-- Stated exercise --
Locate the word "systemu" in the data below, then copy every line that holds it.

-- Input records --
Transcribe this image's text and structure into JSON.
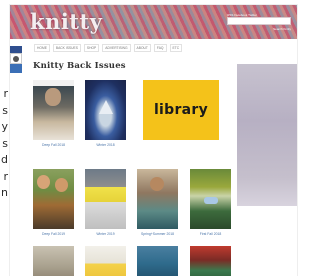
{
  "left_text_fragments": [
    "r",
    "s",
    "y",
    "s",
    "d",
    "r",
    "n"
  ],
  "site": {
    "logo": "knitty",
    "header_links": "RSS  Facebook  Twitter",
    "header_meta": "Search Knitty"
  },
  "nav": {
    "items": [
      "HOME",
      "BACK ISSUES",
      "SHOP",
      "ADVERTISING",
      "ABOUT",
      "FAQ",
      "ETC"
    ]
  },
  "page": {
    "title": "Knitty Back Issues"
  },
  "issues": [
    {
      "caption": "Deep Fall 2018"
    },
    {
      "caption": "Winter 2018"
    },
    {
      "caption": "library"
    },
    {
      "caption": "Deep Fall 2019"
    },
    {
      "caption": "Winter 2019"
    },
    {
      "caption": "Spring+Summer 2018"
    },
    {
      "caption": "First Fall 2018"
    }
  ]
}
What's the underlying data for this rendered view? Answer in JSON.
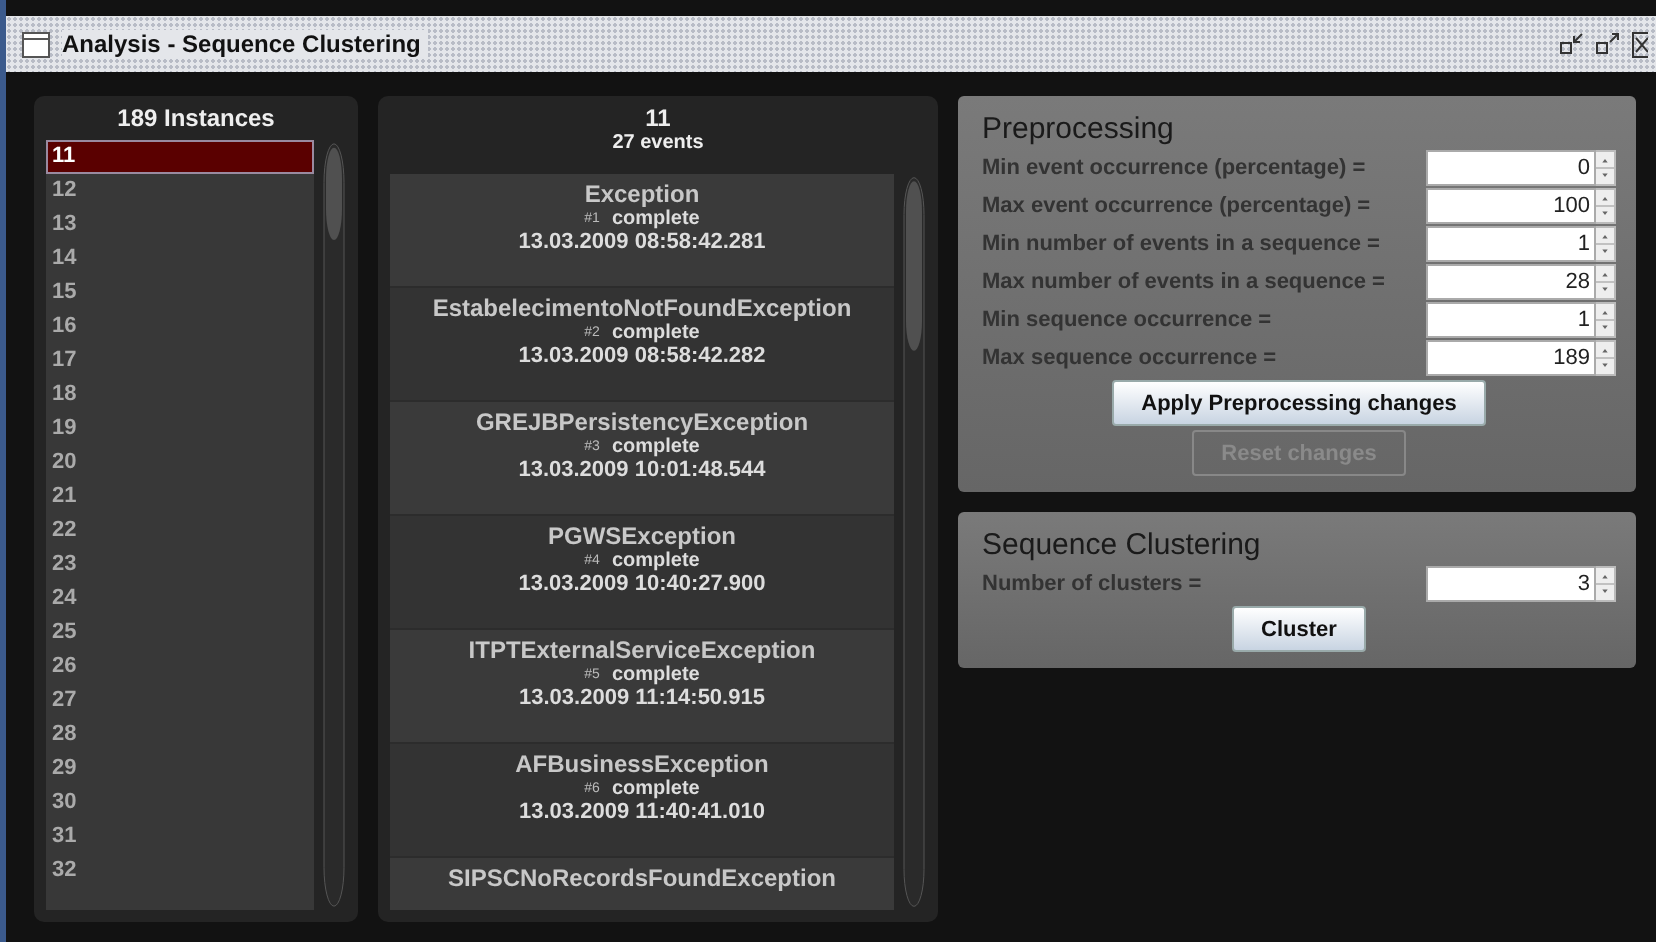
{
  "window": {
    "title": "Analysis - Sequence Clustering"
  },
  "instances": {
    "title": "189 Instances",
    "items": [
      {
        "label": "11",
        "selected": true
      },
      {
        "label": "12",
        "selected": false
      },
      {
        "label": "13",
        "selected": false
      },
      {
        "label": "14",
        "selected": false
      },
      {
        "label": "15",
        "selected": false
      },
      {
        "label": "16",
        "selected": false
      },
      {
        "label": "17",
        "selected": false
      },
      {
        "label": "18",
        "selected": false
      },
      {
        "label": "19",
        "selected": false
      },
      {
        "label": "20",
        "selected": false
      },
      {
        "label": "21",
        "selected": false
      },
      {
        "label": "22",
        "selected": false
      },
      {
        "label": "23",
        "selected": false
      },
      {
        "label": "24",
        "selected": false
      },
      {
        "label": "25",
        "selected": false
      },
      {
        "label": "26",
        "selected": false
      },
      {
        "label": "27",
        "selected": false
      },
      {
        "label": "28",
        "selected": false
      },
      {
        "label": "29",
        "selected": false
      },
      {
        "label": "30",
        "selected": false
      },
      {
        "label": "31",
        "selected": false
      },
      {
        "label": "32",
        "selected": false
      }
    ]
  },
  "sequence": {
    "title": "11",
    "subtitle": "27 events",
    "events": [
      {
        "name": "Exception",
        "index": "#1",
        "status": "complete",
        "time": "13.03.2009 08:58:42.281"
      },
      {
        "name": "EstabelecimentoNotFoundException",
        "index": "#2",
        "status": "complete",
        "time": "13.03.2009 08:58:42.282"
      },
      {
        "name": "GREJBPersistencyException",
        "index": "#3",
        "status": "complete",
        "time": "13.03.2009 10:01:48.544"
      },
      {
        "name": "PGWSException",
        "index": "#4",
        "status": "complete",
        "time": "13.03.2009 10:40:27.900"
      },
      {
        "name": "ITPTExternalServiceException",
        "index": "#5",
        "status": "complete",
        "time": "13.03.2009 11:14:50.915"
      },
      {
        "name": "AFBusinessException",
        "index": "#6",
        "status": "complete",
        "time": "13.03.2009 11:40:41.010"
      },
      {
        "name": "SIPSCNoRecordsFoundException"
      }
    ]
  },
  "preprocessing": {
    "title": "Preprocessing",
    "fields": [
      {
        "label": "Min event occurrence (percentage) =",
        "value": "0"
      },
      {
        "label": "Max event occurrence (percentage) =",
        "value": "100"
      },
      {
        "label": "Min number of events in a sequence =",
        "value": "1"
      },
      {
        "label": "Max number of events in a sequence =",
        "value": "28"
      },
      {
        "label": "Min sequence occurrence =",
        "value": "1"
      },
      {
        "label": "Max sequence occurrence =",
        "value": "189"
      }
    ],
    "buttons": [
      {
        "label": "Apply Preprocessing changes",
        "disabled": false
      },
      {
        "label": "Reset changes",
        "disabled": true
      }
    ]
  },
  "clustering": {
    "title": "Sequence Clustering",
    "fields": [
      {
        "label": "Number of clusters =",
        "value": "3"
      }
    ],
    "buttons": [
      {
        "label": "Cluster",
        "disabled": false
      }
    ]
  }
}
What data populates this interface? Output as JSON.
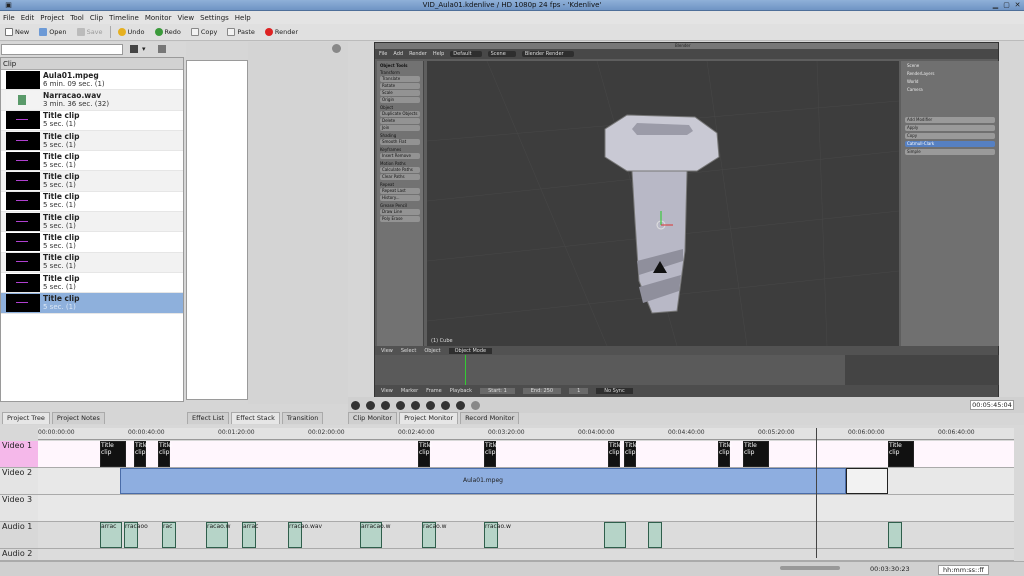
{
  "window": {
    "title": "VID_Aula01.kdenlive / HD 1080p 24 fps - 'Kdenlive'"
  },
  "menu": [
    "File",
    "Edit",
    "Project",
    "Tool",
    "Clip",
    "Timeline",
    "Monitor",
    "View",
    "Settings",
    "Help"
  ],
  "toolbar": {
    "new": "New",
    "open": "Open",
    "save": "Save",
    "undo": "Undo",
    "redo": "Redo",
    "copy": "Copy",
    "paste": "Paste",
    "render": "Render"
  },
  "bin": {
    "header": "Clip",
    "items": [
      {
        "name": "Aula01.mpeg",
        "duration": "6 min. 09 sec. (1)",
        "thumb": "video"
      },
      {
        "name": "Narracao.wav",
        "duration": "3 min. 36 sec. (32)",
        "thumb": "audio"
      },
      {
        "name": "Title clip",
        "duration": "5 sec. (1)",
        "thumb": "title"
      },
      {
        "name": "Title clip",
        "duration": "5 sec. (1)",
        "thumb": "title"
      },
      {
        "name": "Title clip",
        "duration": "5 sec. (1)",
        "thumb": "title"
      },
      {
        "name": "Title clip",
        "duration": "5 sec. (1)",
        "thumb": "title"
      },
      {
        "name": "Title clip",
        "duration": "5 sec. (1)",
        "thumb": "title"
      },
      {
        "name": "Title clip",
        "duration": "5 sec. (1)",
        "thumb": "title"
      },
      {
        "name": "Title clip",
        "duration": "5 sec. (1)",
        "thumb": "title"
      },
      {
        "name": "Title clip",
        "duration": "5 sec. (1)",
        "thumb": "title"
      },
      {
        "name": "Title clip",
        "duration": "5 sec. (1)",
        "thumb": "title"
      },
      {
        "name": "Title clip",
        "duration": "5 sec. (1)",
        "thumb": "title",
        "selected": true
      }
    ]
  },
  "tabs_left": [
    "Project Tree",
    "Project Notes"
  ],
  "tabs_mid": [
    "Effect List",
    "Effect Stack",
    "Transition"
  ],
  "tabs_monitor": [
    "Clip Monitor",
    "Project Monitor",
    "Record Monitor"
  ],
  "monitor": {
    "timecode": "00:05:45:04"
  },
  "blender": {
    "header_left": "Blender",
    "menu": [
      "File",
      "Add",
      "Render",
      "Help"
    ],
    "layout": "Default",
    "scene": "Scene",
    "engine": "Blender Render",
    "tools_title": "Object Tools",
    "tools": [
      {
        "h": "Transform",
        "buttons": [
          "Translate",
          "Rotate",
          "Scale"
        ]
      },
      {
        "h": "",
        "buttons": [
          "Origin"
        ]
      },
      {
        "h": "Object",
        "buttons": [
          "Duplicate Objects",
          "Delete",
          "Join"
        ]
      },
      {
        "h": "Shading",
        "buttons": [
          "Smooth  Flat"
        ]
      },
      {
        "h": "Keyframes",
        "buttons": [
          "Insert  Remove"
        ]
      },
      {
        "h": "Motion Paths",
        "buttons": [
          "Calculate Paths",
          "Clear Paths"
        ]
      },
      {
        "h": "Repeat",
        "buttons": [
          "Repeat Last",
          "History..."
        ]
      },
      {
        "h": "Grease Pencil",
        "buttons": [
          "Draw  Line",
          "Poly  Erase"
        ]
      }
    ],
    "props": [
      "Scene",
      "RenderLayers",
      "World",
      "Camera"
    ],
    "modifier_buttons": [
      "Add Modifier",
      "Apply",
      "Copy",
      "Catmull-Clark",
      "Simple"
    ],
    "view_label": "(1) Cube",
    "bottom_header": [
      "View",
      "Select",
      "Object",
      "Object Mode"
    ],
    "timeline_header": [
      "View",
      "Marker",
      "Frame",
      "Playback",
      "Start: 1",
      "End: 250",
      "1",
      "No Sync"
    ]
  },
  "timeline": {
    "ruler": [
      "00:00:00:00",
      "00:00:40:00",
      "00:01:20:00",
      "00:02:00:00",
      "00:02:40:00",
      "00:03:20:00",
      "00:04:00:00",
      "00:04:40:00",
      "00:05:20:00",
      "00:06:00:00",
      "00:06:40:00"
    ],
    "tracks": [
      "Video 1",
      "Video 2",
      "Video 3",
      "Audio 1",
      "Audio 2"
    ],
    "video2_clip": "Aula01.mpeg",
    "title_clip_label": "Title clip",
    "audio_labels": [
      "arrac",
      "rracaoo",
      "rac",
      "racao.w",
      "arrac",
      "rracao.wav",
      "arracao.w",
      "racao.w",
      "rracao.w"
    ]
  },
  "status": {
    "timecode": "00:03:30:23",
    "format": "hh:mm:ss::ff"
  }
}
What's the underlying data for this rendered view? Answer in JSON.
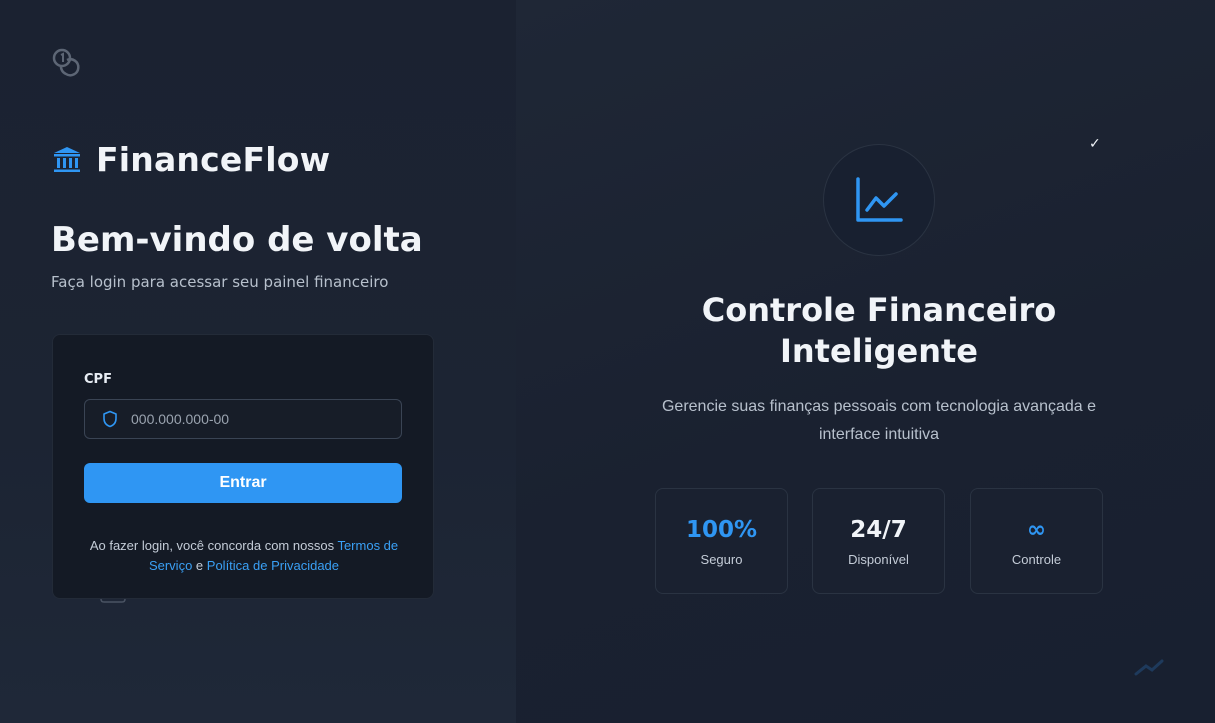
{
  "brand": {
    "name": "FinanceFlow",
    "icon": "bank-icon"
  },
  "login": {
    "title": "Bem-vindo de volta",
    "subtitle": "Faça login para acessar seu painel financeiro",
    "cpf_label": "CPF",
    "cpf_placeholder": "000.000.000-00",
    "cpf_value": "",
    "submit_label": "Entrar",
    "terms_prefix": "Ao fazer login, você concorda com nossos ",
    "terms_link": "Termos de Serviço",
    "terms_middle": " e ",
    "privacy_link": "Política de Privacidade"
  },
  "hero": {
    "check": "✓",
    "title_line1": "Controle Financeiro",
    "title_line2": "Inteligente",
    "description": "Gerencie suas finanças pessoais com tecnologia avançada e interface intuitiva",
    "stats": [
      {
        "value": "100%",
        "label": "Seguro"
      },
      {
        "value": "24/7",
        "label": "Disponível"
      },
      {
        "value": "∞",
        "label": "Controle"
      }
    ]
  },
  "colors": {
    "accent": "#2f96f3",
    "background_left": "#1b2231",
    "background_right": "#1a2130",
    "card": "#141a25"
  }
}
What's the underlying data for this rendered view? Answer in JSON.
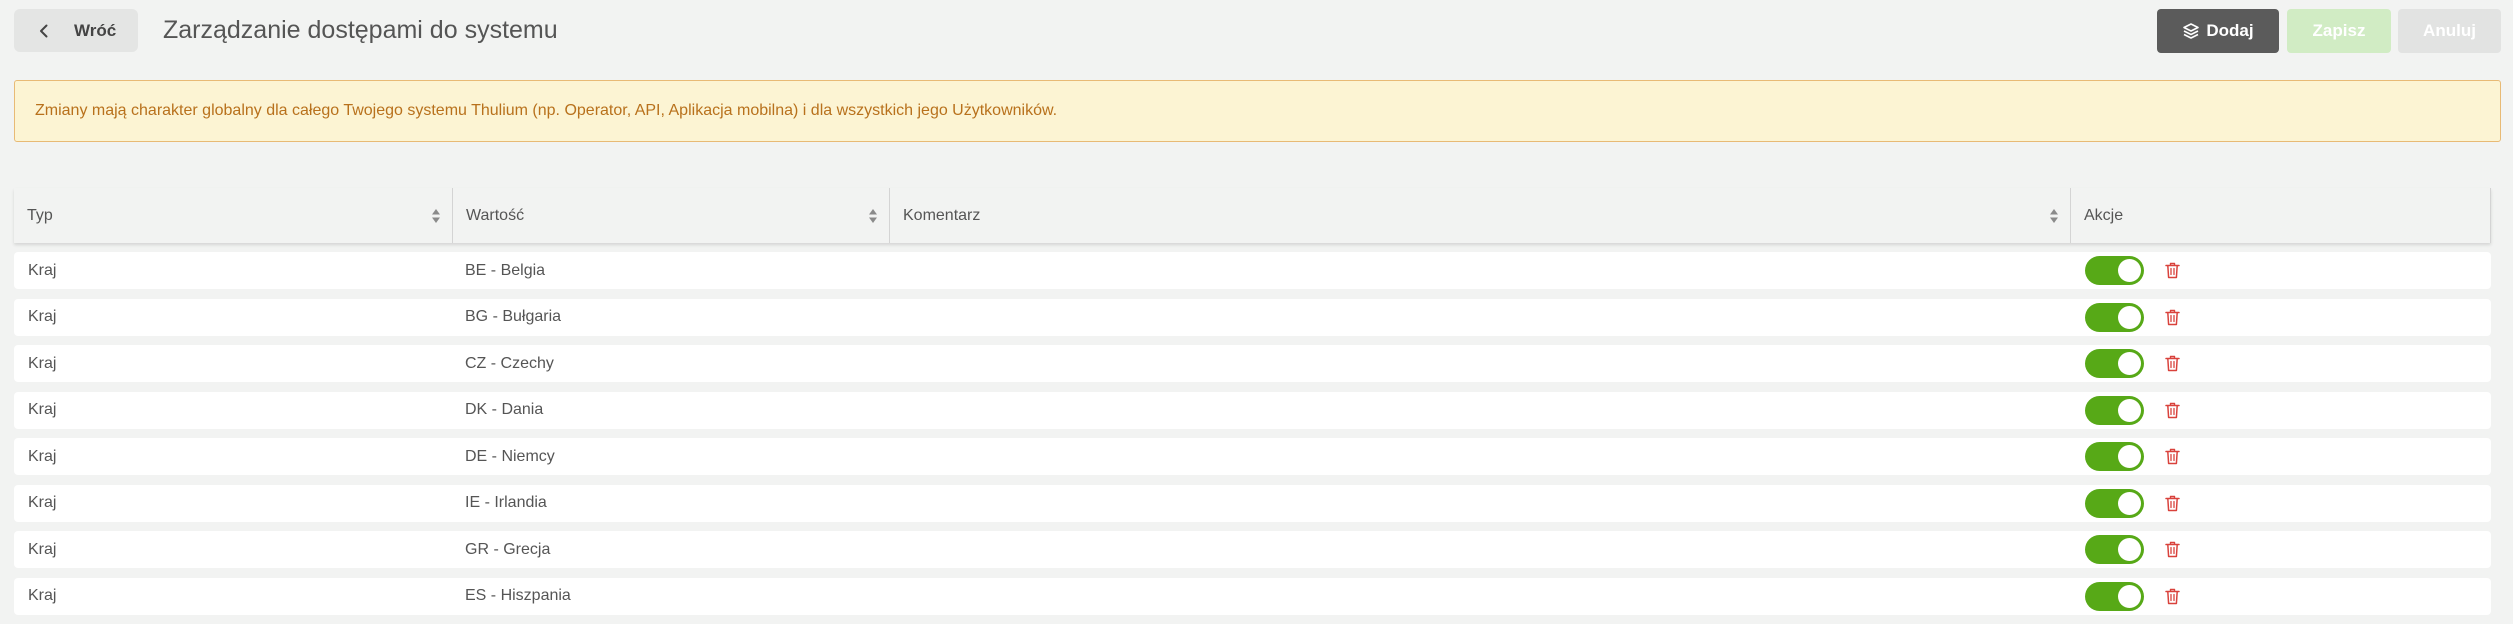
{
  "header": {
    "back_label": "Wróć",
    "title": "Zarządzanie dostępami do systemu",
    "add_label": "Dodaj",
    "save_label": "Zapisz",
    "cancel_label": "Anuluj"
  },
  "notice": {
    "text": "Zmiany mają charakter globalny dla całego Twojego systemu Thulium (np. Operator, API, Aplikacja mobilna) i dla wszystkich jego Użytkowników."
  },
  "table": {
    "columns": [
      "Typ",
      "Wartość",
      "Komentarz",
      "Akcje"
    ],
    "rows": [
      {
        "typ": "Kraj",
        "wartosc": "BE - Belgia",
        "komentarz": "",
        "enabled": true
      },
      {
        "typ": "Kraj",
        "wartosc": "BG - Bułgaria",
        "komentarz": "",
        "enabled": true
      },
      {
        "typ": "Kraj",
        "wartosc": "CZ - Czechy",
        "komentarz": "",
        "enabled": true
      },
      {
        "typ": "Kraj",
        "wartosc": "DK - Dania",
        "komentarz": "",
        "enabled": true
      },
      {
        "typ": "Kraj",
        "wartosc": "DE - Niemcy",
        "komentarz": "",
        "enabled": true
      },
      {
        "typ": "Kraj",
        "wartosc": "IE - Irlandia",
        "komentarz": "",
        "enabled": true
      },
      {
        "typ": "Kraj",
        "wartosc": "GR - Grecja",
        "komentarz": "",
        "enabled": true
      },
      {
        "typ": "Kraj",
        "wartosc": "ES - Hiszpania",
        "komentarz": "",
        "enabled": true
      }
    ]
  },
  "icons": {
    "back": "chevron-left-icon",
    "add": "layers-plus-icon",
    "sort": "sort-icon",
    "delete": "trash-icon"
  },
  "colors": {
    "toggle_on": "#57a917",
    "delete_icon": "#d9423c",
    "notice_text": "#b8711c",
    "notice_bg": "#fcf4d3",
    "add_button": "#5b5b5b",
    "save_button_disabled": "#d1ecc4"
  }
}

-- Task response --
    "title": "Zarządzanie dostępami do systemu",
    "text": "Zmiany mają charakter globalny dla całego Twojego systemu Thulium (np. Operator, API, Aplikacja mobilna) i dla wszystkich jego Użytkowników."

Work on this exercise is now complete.